**Your task:** The answer must consist of every record below, reproduced exactly.

**Information supplied:**
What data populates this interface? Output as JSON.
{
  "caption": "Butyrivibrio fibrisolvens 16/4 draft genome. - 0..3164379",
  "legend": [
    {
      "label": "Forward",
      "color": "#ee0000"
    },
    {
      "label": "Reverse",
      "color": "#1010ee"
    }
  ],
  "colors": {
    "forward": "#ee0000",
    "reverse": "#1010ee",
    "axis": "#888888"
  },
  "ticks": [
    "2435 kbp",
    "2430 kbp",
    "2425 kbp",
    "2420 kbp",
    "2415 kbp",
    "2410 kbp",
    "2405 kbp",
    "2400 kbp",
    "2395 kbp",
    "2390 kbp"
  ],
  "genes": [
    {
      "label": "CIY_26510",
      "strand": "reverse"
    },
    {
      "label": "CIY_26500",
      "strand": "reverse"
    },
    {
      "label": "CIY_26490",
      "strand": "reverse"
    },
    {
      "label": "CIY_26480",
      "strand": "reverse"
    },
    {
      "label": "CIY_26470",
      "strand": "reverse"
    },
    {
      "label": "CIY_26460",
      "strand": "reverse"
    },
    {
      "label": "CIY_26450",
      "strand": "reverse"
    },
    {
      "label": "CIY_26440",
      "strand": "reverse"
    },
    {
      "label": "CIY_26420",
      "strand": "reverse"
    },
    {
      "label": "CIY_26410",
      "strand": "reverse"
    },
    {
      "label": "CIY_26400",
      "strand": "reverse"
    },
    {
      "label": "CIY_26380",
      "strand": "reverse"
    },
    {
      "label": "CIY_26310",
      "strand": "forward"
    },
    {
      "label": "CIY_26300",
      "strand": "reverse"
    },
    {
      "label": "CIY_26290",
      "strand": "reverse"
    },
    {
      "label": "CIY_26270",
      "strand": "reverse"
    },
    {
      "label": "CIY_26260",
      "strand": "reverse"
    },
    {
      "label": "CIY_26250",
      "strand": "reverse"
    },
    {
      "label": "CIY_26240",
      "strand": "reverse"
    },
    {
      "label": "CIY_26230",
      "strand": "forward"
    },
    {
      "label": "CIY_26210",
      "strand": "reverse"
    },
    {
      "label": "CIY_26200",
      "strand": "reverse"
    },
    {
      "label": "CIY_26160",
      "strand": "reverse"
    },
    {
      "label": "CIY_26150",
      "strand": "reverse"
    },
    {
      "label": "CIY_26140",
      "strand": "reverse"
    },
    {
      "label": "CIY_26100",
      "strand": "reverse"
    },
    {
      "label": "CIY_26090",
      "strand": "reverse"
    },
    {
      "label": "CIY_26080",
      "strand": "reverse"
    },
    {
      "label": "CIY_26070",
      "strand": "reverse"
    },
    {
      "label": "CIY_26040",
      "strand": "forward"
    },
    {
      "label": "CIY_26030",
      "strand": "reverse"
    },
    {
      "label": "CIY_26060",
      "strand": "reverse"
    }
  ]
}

**Response to this exercise:**
What data populates this interface? Output as JSON.
{
  "caption": "Butyrivibrio fibrisolvens 16/4 draft genome. - 0..3164379",
  "legend": [
    {
      "label": "Forward",
      "color": "#ee0000"
    },
    {
      "label": "Reverse",
      "color": "#1010ee"
    }
  ],
  "colors": {
    "forward": "#ee0000",
    "reverse": "#1010ee",
    "axis": "#888888"
  },
  "ticks": [
    "2435 kbp",
    "2430 kbp",
    "2425 kbp",
    "2420 kbp",
    "2415 kbp",
    "2410 kbp",
    "2405 kbp",
    "2400 kbp",
    "2395 kbp",
    "2390 kbp"
  ],
  "genes": [
    {
      "label": "CIY_26510",
      "strand": "reverse"
    },
    {
      "label": "CIY_26500",
      "strand": "reverse"
    },
    {
      "label": "CIY_26490",
      "strand": "reverse"
    },
    {
      "label": "CIY_26480",
      "strand": "reverse"
    },
    {
      "label": "CIY_26470",
      "strand": "reverse"
    },
    {
      "label": "CIY_26460",
      "strand": "reverse"
    },
    {
      "label": "CIY_26450",
      "strand": "reverse"
    },
    {
      "label": "CIY_26440",
      "strand": "reverse"
    },
    {
      "label": "CIY_26420",
      "strand": "reverse"
    },
    {
      "label": "CIY_26410",
      "strand": "reverse"
    },
    {
      "label": "CIY_26400",
      "strand": "reverse"
    },
    {
      "label": "CIY_26380",
      "strand": "reverse"
    },
    {
      "label": "CIY_26310",
      "strand": "forward"
    },
    {
      "label": "CIY_26300",
      "strand": "reverse"
    },
    {
      "label": "CIY_26290",
      "strand": "reverse"
    },
    {
      "label": "CIY_26270",
      "strand": "reverse"
    },
    {
      "label": "CIY_26260",
      "strand": "reverse"
    },
    {
      "label": "CIY_26250",
      "strand": "reverse"
    },
    {
      "label": "CIY_26240",
      "strand": "reverse"
    },
    {
      "label": "CIY_26230",
      "strand": "forward"
    },
    {
      "label": "CIY_26210",
      "strand": "reverse"
    },
    {
      "label": "CIY_26200",
      "strand": "reverse"
    },
    {
      "label": "CIY_26160",
      "strand": "reverse"
    },
    {
      "label": "CIY_26150",
      "strand": "reverse"
    },
    {
      "label": "CIY_26140",
      "strand": "reverse"
    },
    {
      "label": "CIY_26100",
      "strand": "reverse"
    },
    {
      "label": "CIY_26090",
      "strand": "reverse"
    },
    {
      "label": "CIY_26080",
      "strand": "reverse"
    },
    {
      "label": "CIY_26070",
      "strand": "reverse"
    },
    {
      "label": "CIY_26040",
      "strand": "forward"
    },
    {
      "label": "CIY_26030",
      "strand": "reverse"
    },
    {
      "label": "CIY_26060",
      "strand": "reverse"
    }
  ]
}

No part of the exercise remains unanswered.